## Start

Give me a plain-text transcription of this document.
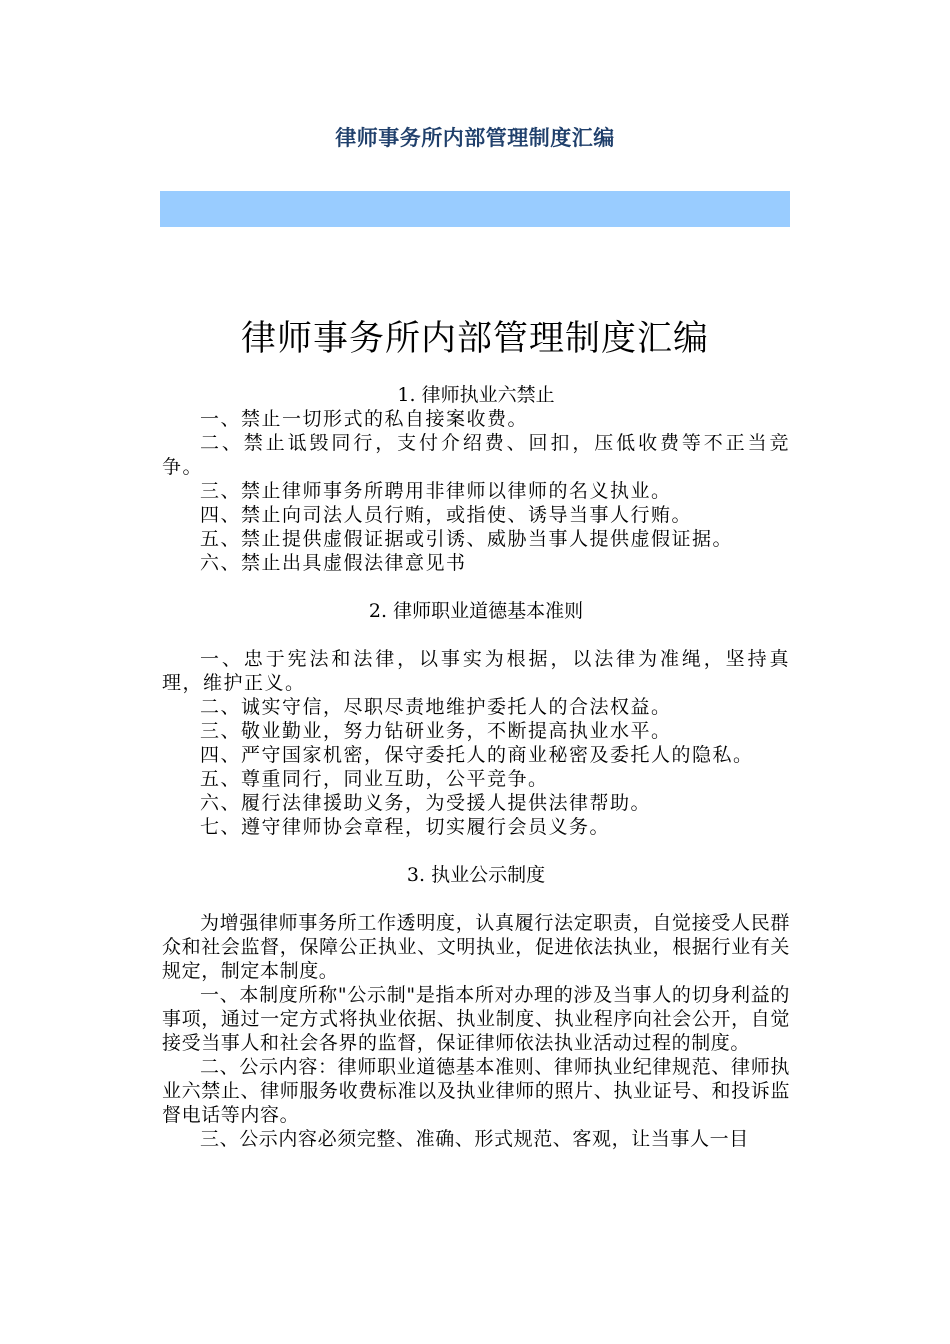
律师事务所内部管理制度汇编
律师事务所内部管理制度汇编

1. 律师执业六禁止

一、禁止一切形式的私自接案收费。

二、禁止诋毁同行，支付介绍费、回扣，压低收费等不正当竞争。

三、禁止律师事务所聘用非律师以律师的名义执业。

四、禁止向司法人员行贿，或指使、诱导当事人行贿。

五、禁止提供虚假证据或引诱、威胁当事人提供虚假证据。

六、禁止出具虚假法律意见书

2. 律师职业道德基本准则

一、忠于宪法和法律，以事实为根据，以法律为准绳，坚持真理，维护正义。

二、诚实守信，尽职尽责地维护委托人的合法权益。

三、敬业勤业，努力钻研业务，不断提高执业水平。

四、严守国家机密，保守委托人的商业秘密及委托人的隐私。

五、尊重同行，同业互助，公平竞争。

六、履行法律援助义务，为受援人提供法律帮助。

七、遵守律师协会章程，切实履行会员义务。

3. 执业公示制度

为增强律师事务所工作透明度，认真履行法定职责，自觉接受人民群众和社会监督，保障公正执业、文明执业，促进依法执业，根据行业有关规定，制定本制度。

一、本制度所称"公示制"是指本所对办理的涉及当事人的切身利益的事项，通过一定方式将执业依据、执业制度、执业程序向社会公开，自觉接受当事人和社会各界的监督，保证律师依法执业活动过程的制度。

二、公示内容：律师职业道德基本准则、律师执业纪律规范、律师执业六禁止、律师服务收费标准以及执业律师的照片、执业证号、和投诉监督电话等内容。

三、公示内容必须完整、准确、形式规范、客观，让当事人一目
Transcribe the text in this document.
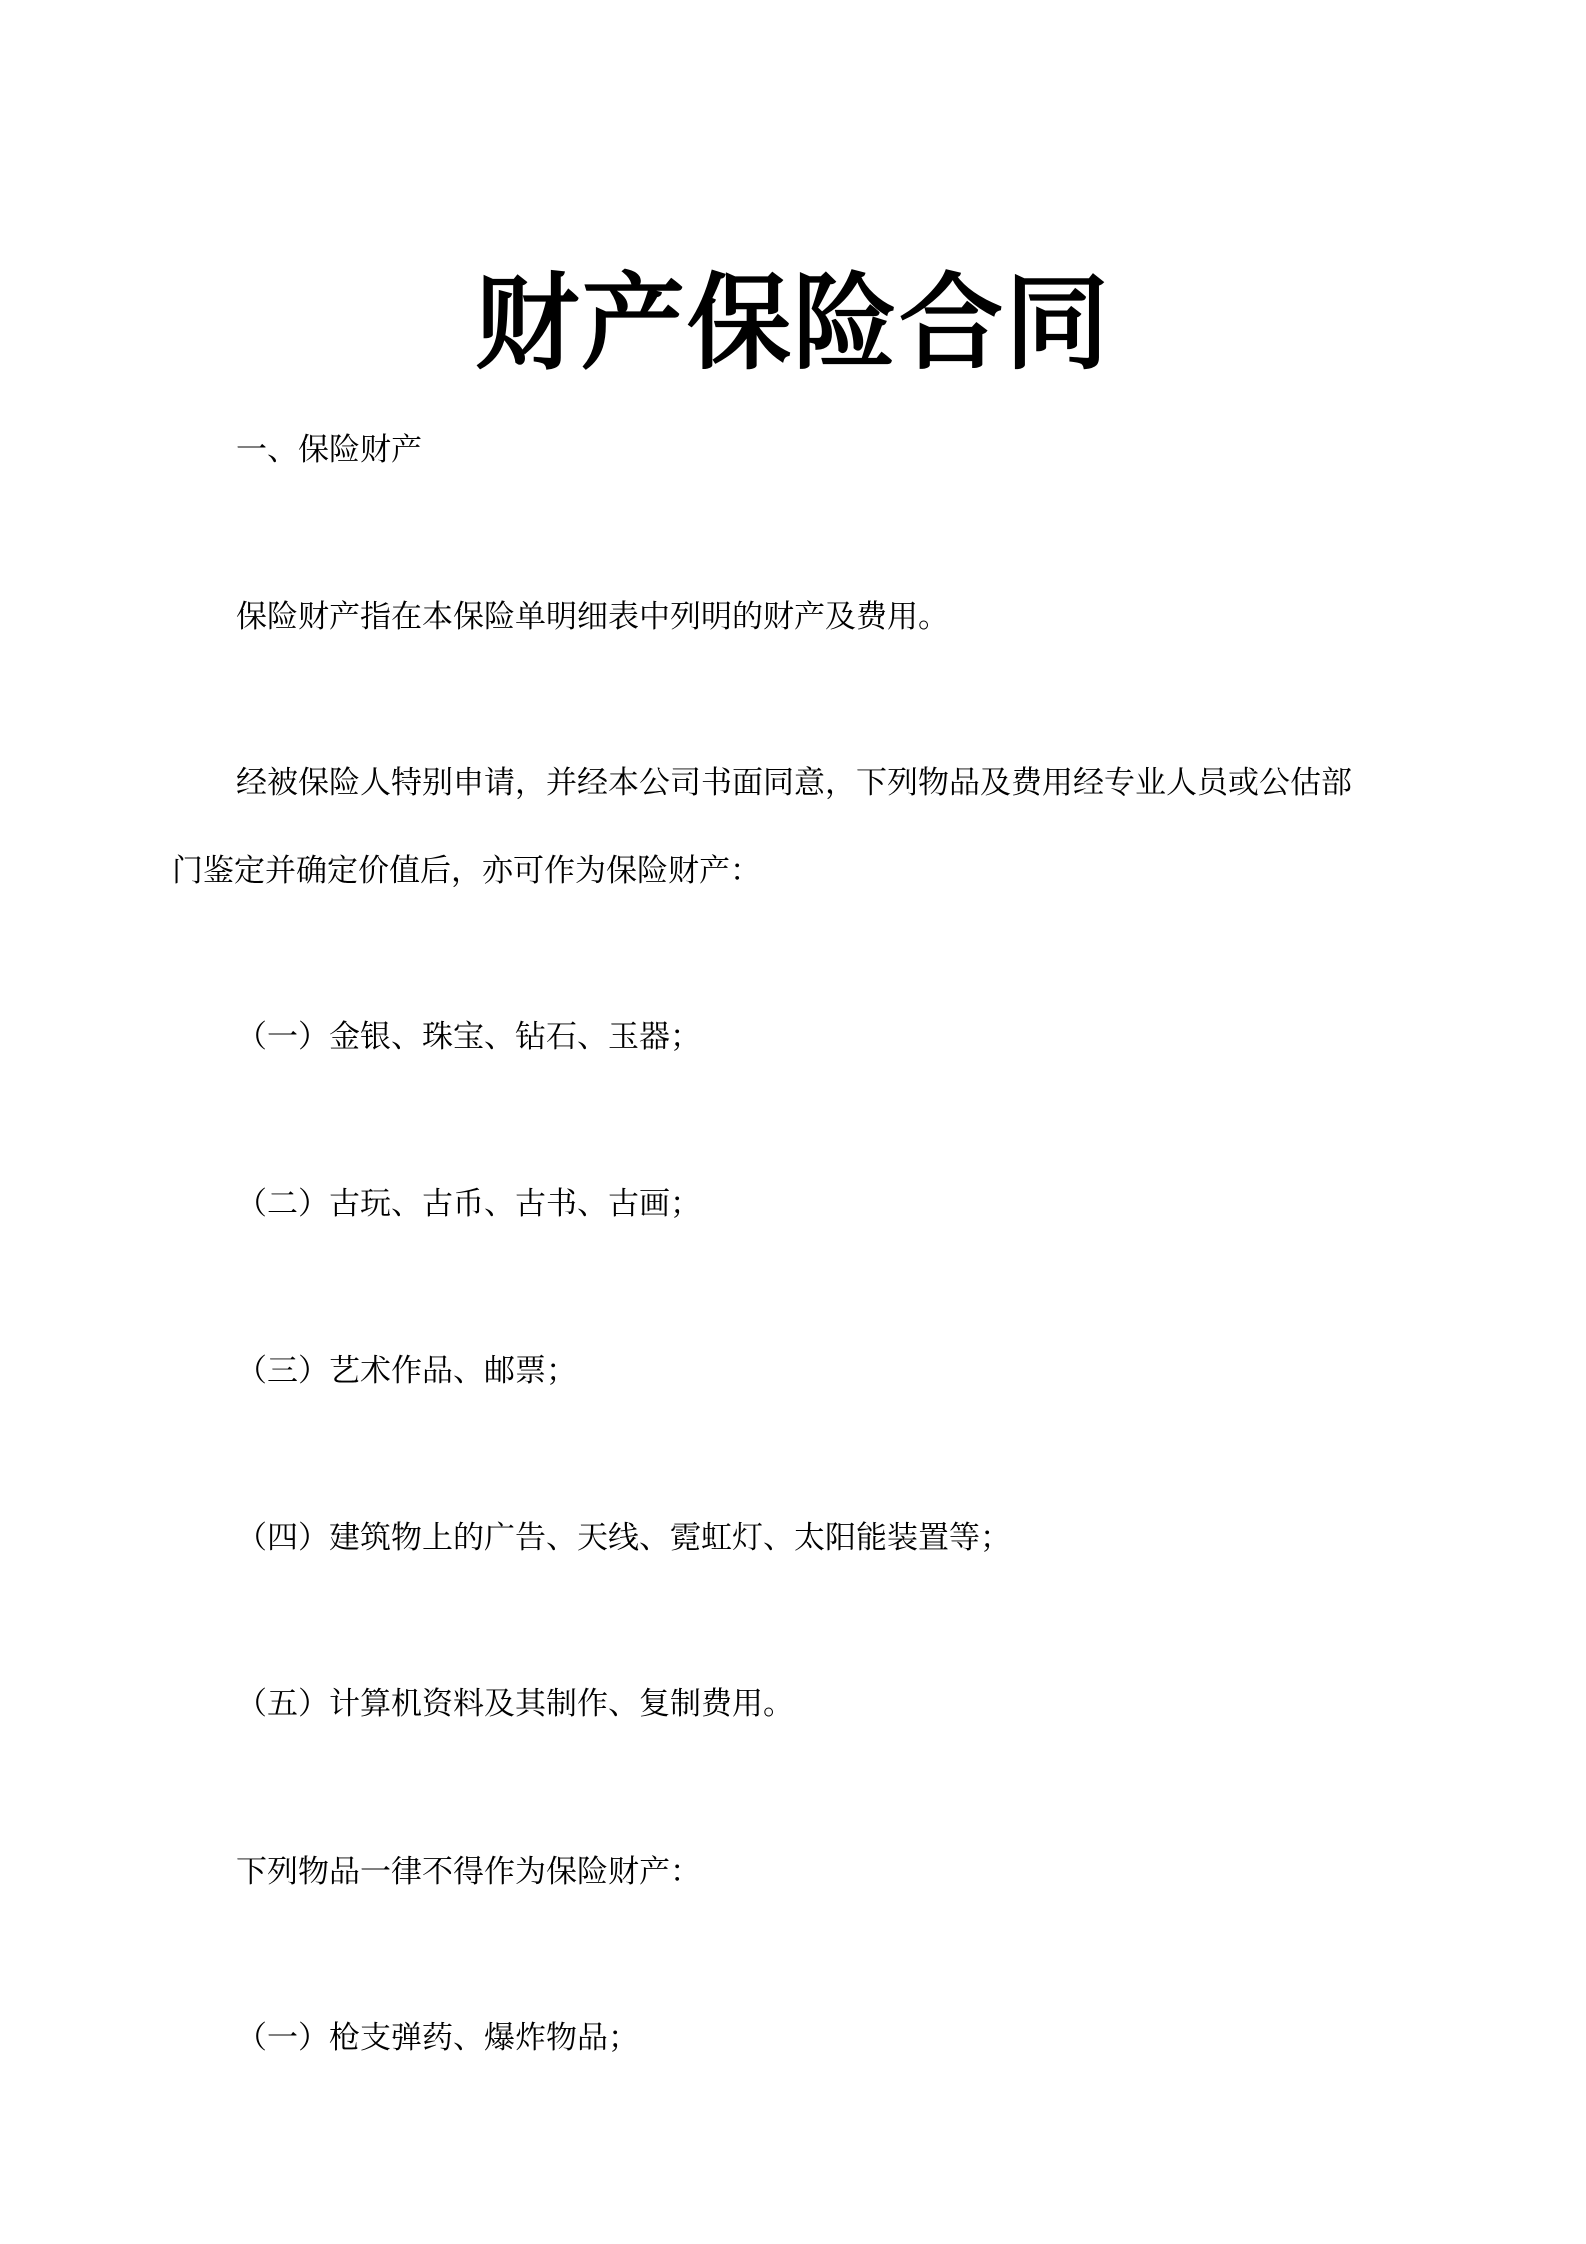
财产保险合同
一、保险财产
保险财产指在本保险单明细表中列明的财产及费用。
经被保险人特别申请，并经本公司书面同意，下列物品及费用经专业人员或公估部
门鉴定并确定价值后，亦可作为保险财产：
（一）金银、珠宝、钻石、玉器；
（二）古玩、古币、古书、古画；
（三）艺术作品、邮票；
（四）建筑物上的广告、天线、霓虹灯、太阳能装置等；
（五）计算机资料及其制作、复制费用。
下列物品一律不得作为保险财产：
（一）枪支弹药、爆炸物品；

## End

Short problem:
Which lines hold the string "text"? List them all.

Response to this exercise:
Give me a plain-text transcription of this document.
Transcribe the text in this document.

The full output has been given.